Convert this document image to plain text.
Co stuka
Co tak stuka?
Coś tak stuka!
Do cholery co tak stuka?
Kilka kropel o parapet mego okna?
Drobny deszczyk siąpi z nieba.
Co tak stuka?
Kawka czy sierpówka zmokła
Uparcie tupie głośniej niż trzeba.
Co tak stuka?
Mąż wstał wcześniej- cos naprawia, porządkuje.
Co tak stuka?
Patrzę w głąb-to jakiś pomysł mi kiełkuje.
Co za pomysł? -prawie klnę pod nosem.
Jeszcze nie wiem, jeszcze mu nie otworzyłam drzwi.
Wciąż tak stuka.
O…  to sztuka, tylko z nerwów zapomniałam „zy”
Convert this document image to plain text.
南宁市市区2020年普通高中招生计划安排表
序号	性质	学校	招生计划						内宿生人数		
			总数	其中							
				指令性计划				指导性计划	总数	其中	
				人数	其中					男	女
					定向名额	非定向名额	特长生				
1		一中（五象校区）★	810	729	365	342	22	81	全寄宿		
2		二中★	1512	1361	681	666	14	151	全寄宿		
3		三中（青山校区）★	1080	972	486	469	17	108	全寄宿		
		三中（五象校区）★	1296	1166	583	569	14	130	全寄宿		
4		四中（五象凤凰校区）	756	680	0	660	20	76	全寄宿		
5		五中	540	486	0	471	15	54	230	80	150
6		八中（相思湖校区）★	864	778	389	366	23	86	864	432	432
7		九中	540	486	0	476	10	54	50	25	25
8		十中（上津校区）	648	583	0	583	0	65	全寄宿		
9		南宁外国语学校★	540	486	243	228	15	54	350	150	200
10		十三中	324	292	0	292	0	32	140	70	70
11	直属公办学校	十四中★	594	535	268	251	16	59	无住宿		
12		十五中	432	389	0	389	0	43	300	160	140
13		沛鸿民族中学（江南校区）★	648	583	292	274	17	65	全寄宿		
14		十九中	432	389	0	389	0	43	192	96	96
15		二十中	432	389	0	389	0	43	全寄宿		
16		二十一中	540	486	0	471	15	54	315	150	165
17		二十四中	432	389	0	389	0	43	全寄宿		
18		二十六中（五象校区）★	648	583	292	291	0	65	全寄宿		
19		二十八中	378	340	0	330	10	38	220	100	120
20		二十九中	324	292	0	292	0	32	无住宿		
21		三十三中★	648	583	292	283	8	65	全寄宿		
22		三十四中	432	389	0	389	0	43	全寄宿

◆ What is asked
Look through the lines above and collect those with the word "五象校区".

◆ Result of the task
1		一中（五象校区）★	810	729	365	342	22	81	全寄宿		
		三中（五象校区）★	1296	1166	583	569	14	130	全寄宿		
18		二十六中（五象校区）★	648	583	292	291	0	65	全寄宿		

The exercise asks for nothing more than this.